● Extracted information

*-*-*

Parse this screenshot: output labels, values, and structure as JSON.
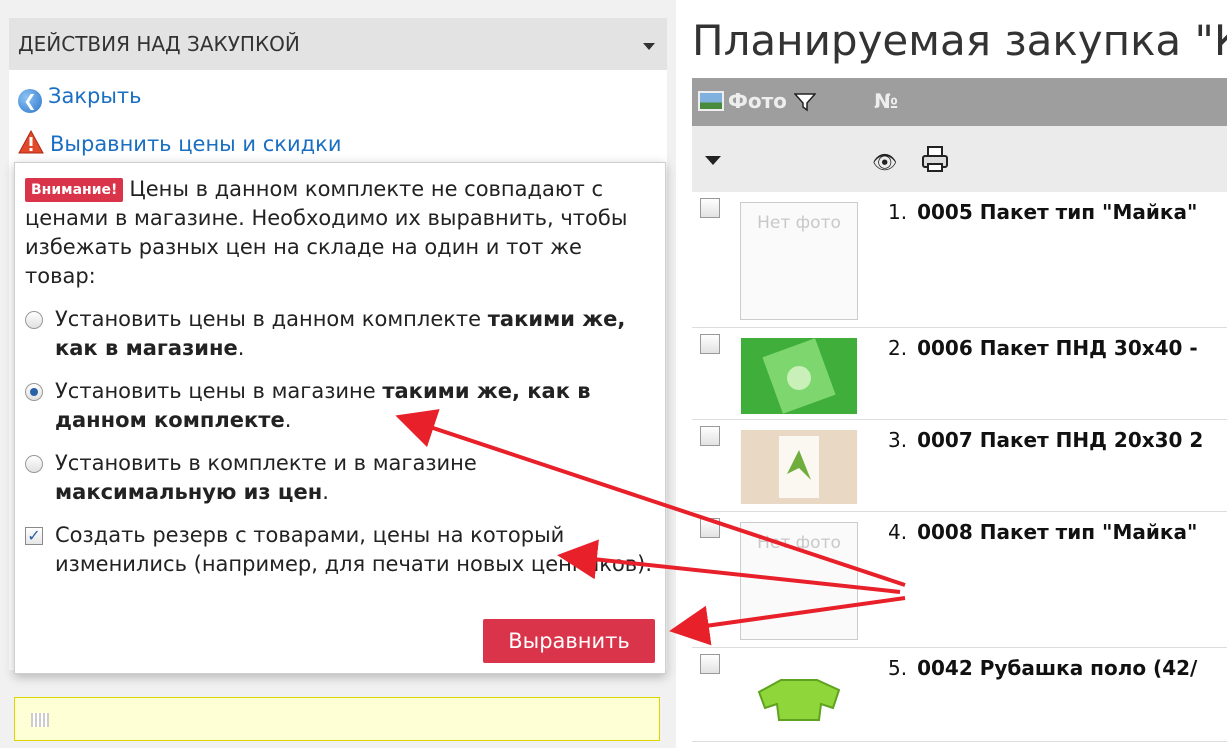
{
  "actions": {
    "header": "ДЕЙСТВИЯ НАД ЗАКУПКОЙ",
    "close_link": "Закрыть",
    "align_link": "Выравнить цены и скидки"
  },
  "popover": {
    "badge": "Внимание!",
    "warning": "Цены в данном комплекте не совпадают с ценами в магазине. Необходимо их выравнить, чтобы избежать разных цен на складе на один и тот же товар:",
    "options": [
      {
        "text": "Установить цены в данном комплекте ",
        "bold": "такими же, как в магазине",
        "end": ".",
        "selected": false
      },
      {
        "text": "Установить цены в магазине ",
        "bold": "такими же, как в данном комплекте",
        "end": ".",
        "selected": true
      },
      {
        "text": "Установить в комплекте и в магазине ",
        "bold": "максимальную из цен",
        "end": ".",
        "selected": false
      }
    ],
    "reserve_checkbox": {
      "text": "Создать резерв с товарами, цены на который изменились (например, для печати новых ценников).",
      "checked": true
    },
    "button": "Выравнить"
  },
  "page": {
    "title": "Планируемая закупка \"К"
  },
  "grid": {
    "photo_col": "Фото",
    "num_col": "№",
    "rows": [
      {
        "n": "1.",
        "title": "0005 Пакет тип \"Майка\"",
        "photo": "Нет фото"
      },
      {
        "n": "2.",
        "title": "0006 Пакет ПНД 30х40 -",
        "photo": ""
      },
      {
        "n": "3.",
        "title": "0007 Пакет ПНД 20х30 2",
        "photo": ""
      },
      {
        "n": "4.",
        "title": "0008 Пакет тип \"Майка\"",
        "photo": "Нет фото"
      },
      {
        "n": "5.",
        "title": "0042 Рубашка поло (42/",
        "photo": ""
      }
    ]
  },
  "colors": {
    "accent_red": "#d9344a",
    "link_blue": "#1a6fc2",
    "grid_header": "#9e9e9e",
    "arrow": "#e8202a"
  }
}
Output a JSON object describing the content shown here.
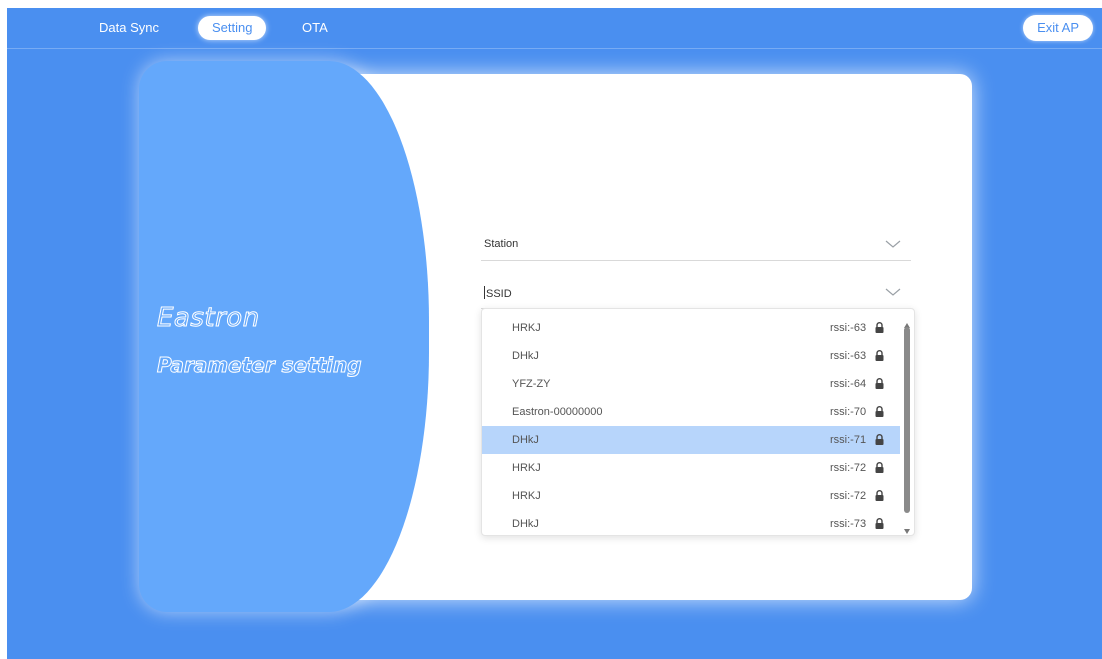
{
  "nav": {
    "tabs": [
      {
        "label": "Data Sync",
        "active": false
      },
      {
        "label": "Setting",
        "active": true
      },
      {
        "label": "OTA",
        "active": false
      }
    ],
    "exit_label": "Exit AP"
  },
  "side_panel": {
    "brand": "Eastron",
    "subtitle": "Parameter setting"
  },
  "form": {
    "mode_select": {
      "value": "Station",
      "icon": "chevron-down-icon"
    },
    "ssid_select": {
      "placeholder": "SSID",
      "icon": "chevron-down-icon"
    }
  },
  "ssid_list": {
    "items": [
      {
        "name": "HRKJ",
        "rssi": "rssi:-63",
        "icon": "lock-icon"
      },
      {
        "name": "DHkJ",
        "rssi": "rssi:-63",
        "icon": "lock-icon"
      },
      {
        "name": "YFZ-ZY",
        "rssi": "rssi:-64",
        "icon": "lock-icon"
      },
      {
        "name": "Eastron-00000000",
        "rssi": "rssi:-70",
        "icon": "lock-icon"
      },
      {
        "name": "DHkJ",
        "rssi": "rssi:-71",
        "icon": "lock-icon",
        "selected": true
      },
      {
        "name": "HRKJ",
        "rssi": "rssi:-72",
        "icon": "lock-icon"
      },
      {
        "name": "HRKJ",
        "rssi": "rssi:-72",
        "icon": "lock-icon"
      },
      {
        "name": "DHkJ",
        "rssi": "rssi:-73",
        "icon": "lock-icon"
      }
    ]
  },
  "colors": {
    "background": "#4a8ff0",
    "side_panel": "#64a8fb",
    "selected_row": "#b7d5fb",
    "card": "#ffffff"
  }
}
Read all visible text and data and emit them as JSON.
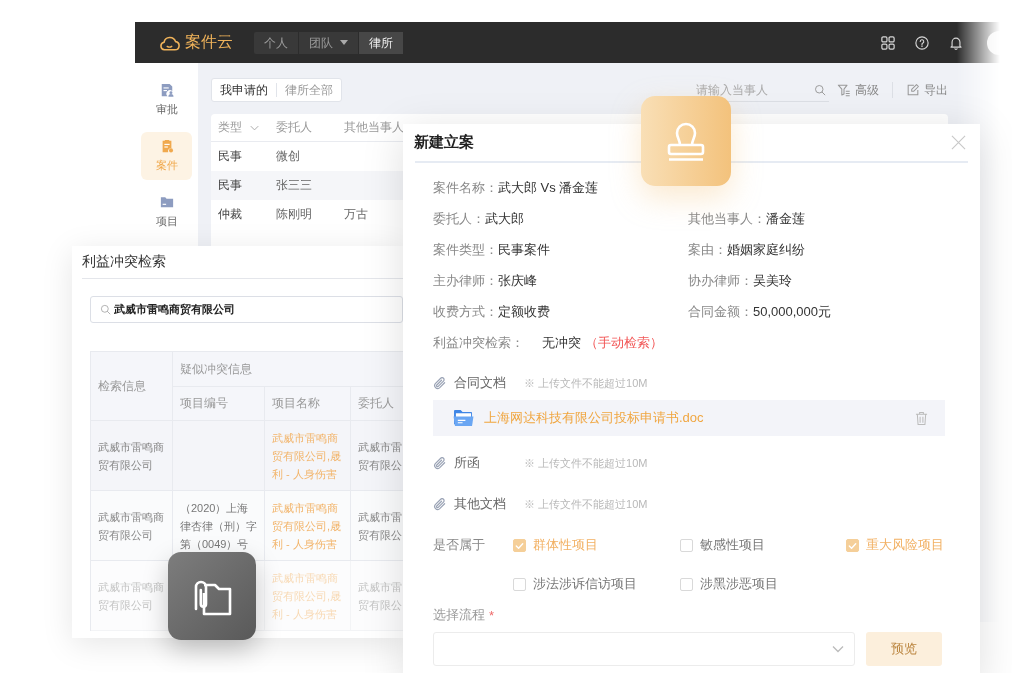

*-*-*

● Task
Reproduce the data verbatim. Do not carry any picture into the copy.

● Reply to the exercise
Parse this screenshot: output labels, values, and structure as JSON.
{
  "actions": {
    "header": "ДЕЙСТВИЯ НАД ЗАКУПКОЙ",
    "close_link": "Закрыть",
    "align_link": "Выравнить цены и скидки"
  },
  "popover": {
    "badge": "Внимание!",
    "warning": "Цены в данном комплекте не совпадают с ценами в магазине. Необходимо их выравнить, чтобы избежать разных цен на складе на один и тот же товар:",
    "options": [
      {
        "text": "Установить цены в данном комплекте ",
        "bold": "такими же, как в магазине",
        "end": ".",
        "selected": false
      },
      {
        "text": "Установить цены в магазине ",
        "bold": "такими же, как в данном комплекте",
        "end": ".",
        "selected": true
      },
      {
        "text": "Установить в комплекте и в магазине ",
        "bold": "максимальную из цен",
        "end": ".",
        "selected": false
      }
    ],
    "reserve_checkbox": {
      "text": "Создать резерв с товарами, цены на который изменились (например, для печати новых ценников).",
      "checked": true
    },
    "button": "Выравнить"
  },
  "page": {
    "title": "Планируемая закупка \"К"
  },
  "grid": {
    "photo_col": "Фото",
    "num_col": "№",
    "rows": [
      {
        "n": "1.",
        "title": "0005 Пакет тип \"Майка\"",
        "photo": "Нет фото"
      },
      {
        "n": "2.",
        "title": "0006 Пакет ПНД 30х40 -",
        "photo": ""
      },
      {
        "n": "3.",
        "title": "0007 Пакет ПНД 20х30 2",
        "photo": ""
      },
      {
        "n": "4.",
        "title": "0008 Пакет тип \"Майка\"",
        "photo": "Нет фото"
      },
      {
        "n": "5.",
        "title": "0042 Рубашка поло (42/",
        "photo": ""
      }
    ]
  },
  "colors": {
    "accent_red": "#d9344a",
    "link_blue": "#1a6fc2",
    "grid_header": "#9e9e9e",
    "arrow": "#e8202a"
  }
}
Output a JSON object describing the content shown here.
{
  "nav": {
    "tabs": [
      {
        "label": "Data Sync",
        "active": false
      },
      {
        "label": "Setting",
        "active": true
      },
      {
        "label": "OTA",
        "active": false
      }
    ],
    "exit_label": "Exit AP"
  },
  "side_panel": {
    "brand": "Eastron",
    "subtitle": "Parameter setting"
  },
  "form": {
    "mode_select": {
      "value": "Station",
      "icon": "chevron-down-icon"
    },
    "ssid_select": {
      "placeholder": "SSID",
      "icon": "chevron-down-icon"
    }
  },
  "ssid_list": {
    "items": [
      {
        "name": "HRKJ",
        "rssi": "rssi:-63",
        "icon": "lock-icon"
      },
      {
        "name": "DHkJ",
        "rssi": "rssi:-63",
        "icon": "lock-icon"
      },
      {
        "name": "YFZ-ZY",
        "rssi": "rssi:-64",
        "icon": "lock-icon"
      },
      {
        "name": "Eastron-00000000",
        "rssi": "rssi:-70",
        "icon": "lock-icon"
      },
      {
        "name": "DHkJ",
        "rssi": "rssi:-71",
        "icon": "lock-icon",
        "selected": true
      },
      {
        "name": "HRKJ",
        "rssi": "rssi:-72",
        "icon": "lock-icon"
      },
      {
        "name": "HRKJ",
        "rssi": "rssi:-72",
        "icon": "lock-icon"
      },
      {
        "name": "DHkJ",
        "rssi": "rssi:-73",
        "icon": "lock-icon"
      }
    ]
  },
  "colors": {
    "background": "#4a8ff0",
    "side_panel": "#64a8fb",
    "selected_row": "#b7d5fb",
    "card": "#ffffff"
  }
}
Read all visible text and data and emit them as JSON.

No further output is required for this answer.